Request:
Provide the number of lines containing the word "Injury", and nothing else.

[Items from a figure collection]

——

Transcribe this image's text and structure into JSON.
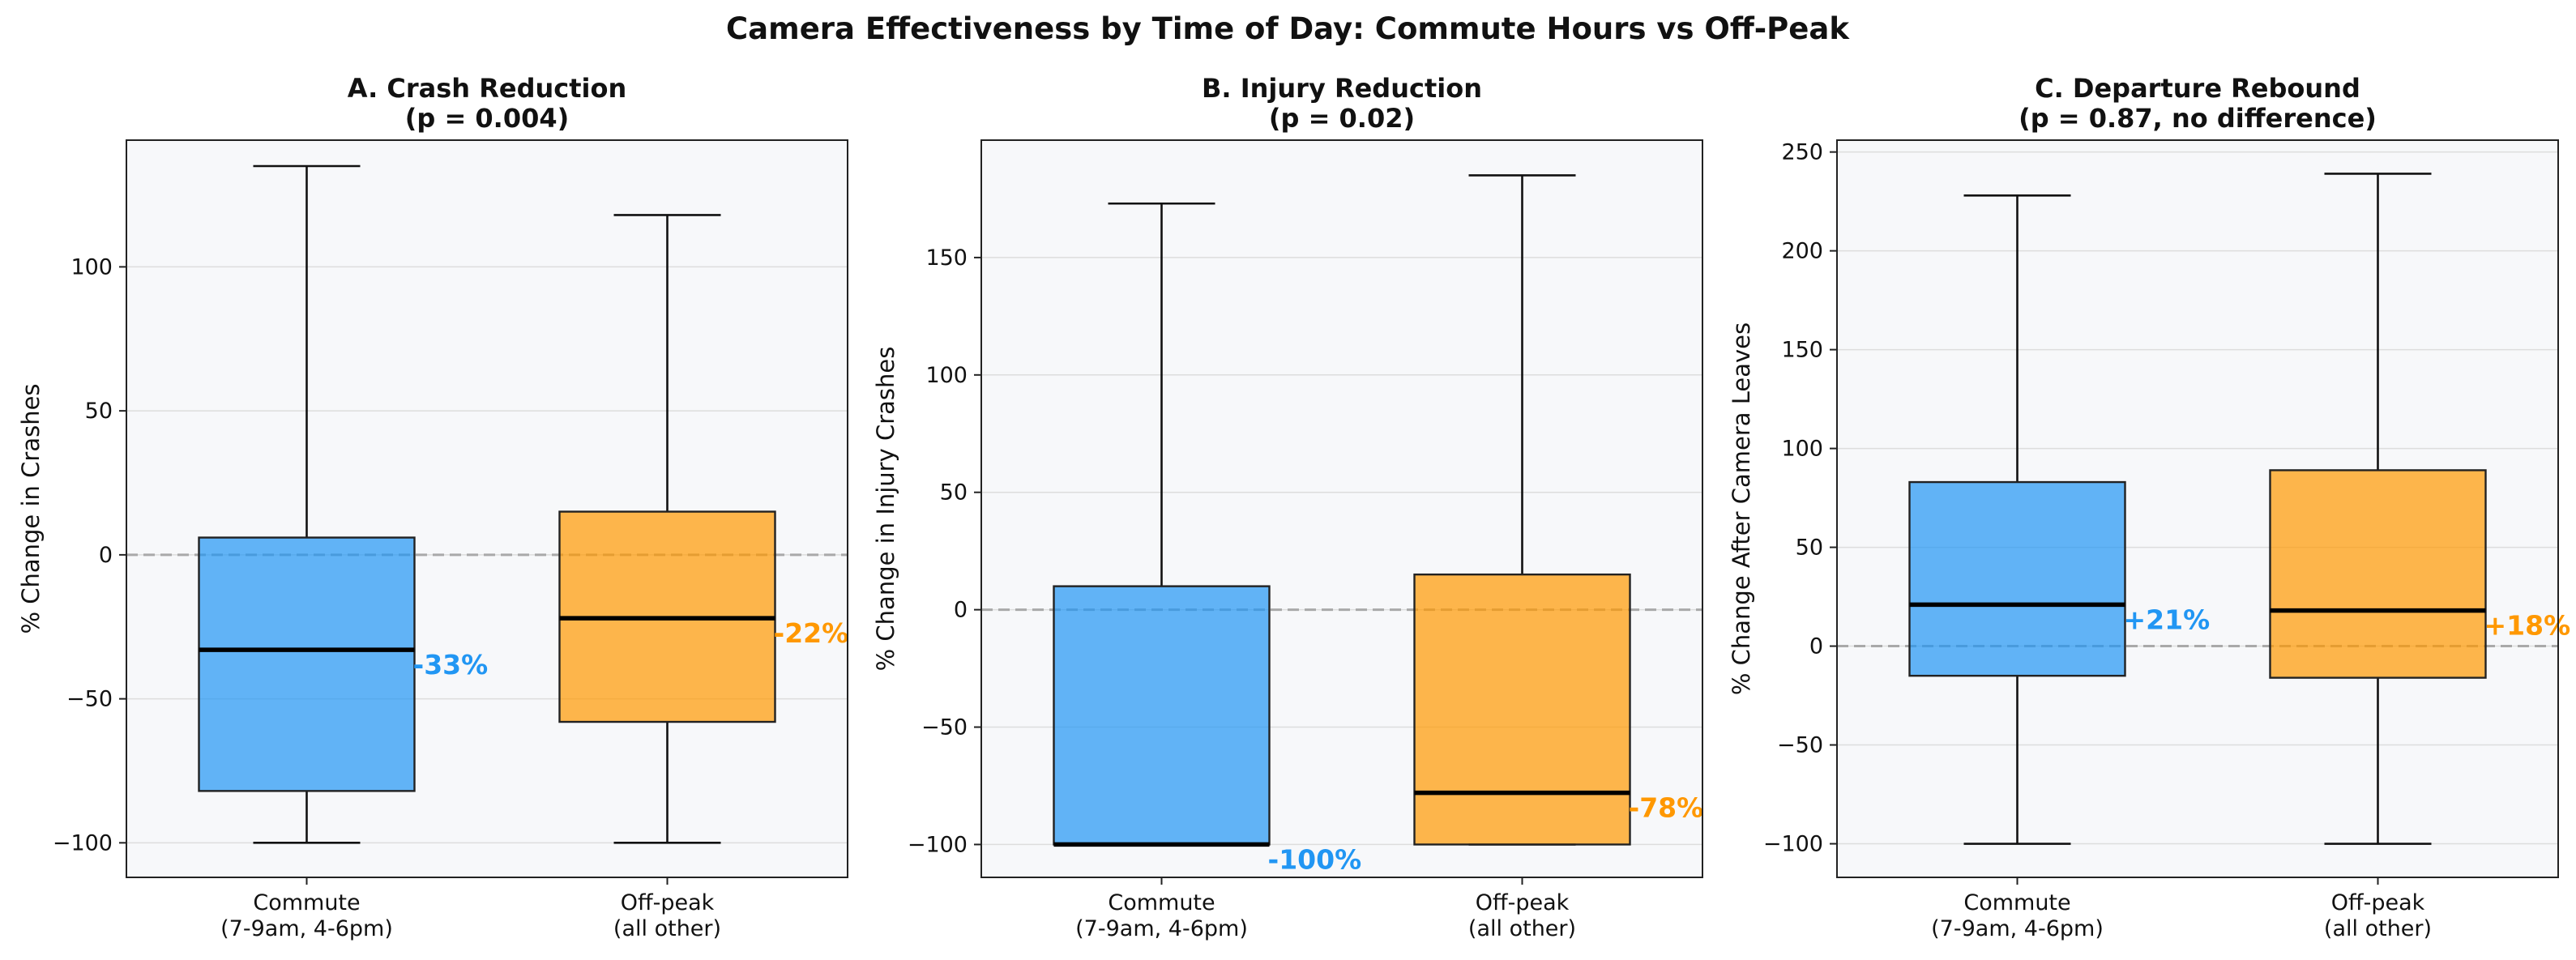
{
  "figure": {
    "title": "Camera Effectiveness by Time of Day: Commute Hours vs Off-Peak"
  },
  "colors": {
    "commute": "#2196F3",
    "offpeak": "#FF9800",
    "panel_bg": "#F7F8FA",
    "zero_line": "#A9A9A9",
    "grid": "#DDDDDD"
  },
  "chart_data": [
    {
      "type": "box",
      "title_line1": "A. Crash Reduction",
      "title_line2": "(p = 0.004)",
      "xlabel": "",
      "ylabel": "% Change in Crashes",
      "ylim": [
        -112,
        144
      ],
      "yticks": [
        -100,
        -50,
        0,
        50,
        100
      ],
      "ytick_labels": [
        "−100",
        "−50",
        "0",
        "50",
        "100"
      ],
      "grid": true,
      "zero_line": true,
      "categories": [
        [
          "Commute",
          "(7-9am, 4-6pm)"
        ],
        [
          "Off-peak",
          "(all other)"
        ]
      ],
      "boxes": [
        {
          "group": "commute",
          "whisker_low": -100,
          "q1": -82,
          "median": -33,
          "q3": 6,
          "whisker_high": 135,
          "label": "-33%"
        },
        {
          "group": "offpeak",
          "whisker_low": -100,
          "q1": -58,
          "median": -22,
          "q3": 15,
          "whisker_high": 118,
          "label": "-22%"
        }
      ]
    },
    {
      "type": "box",
      "title_line1": "B. Injury Reduction",
      "title_line2": "(p = 0.02)",
      "xlabel": "",
      "ylabel": "% Change in Injury Crashes",
      "ylim": [
        -114,
        200
      ],
      "yticks": [
        -100,
        -50,
        0,
        50,
        100,
        150
      ],
      "ytick_labels": [
        "−100",
        "−50",
        "0",
        "50",
        "100",
        "150"
      ],
      "grid": true,
      "zero_line": true,
      "categories": [
        [
          "Commute",
          "(7-9am, 4-6pm)"
        ],
        [
          "Off-peak",
          "(all other)"
        ]
      ],
      "boxes": [
        {
          "group": "commute",
          "whisker_low": -100,
          "q1": -100,
          "median": -100,
          "q3": 10,
          "whisker_high": 173,
          "label": "-100%"
        },
        {
          "group": "offpeak",
          "whisker_low": -100,
          "q1": -100,
          "median": -78,
          "q3": 15,
          "whisker_high": 185,
          "label": "-78%"
        }
      ]
    },
    {
      "type": "box",
      "title_line1": "C. Departure Rebound",
      "title_line2": "(p = 0.87, no difference)",
      "xlabel": "",
      "ylabel": "% Change After Camera Leaves",
      "ylim": [
        -117,
        256
      ],
      "yticks": [
        -100,
        -50,
        0,
        50,
        100,
        150,
        200,
        250
      ],
      "ytick_labels": [
        "−100",
        "−50",
        "0",
        "50",
        "100",
        "150",
        "200",
        "250"
      ],
      "grid": true,
      "zero_line": true,
      "categories": [
        [
          "Commute",
          "(7-9am, 4-6pm)"
        ],
        [
          "Off-peak",
          "(all other)"
        ]
      ],
      "boxes": [
        {
          "group": "commute",
          "whisker_low": -100,
          "q1": -15,
          "median": 21,
          "q3": 83,
          "whisker_high": 228,
          "label": "+21%"
        },
        {
          "group": "offpeak",
          "whisker_low": -100,
          "q1": -16,
          "median": 18,
          "q3": 89,
          "whisker_high": 239,
          "label": "+18%"
        }
      ]
    }
  ]
}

——

The answer:
2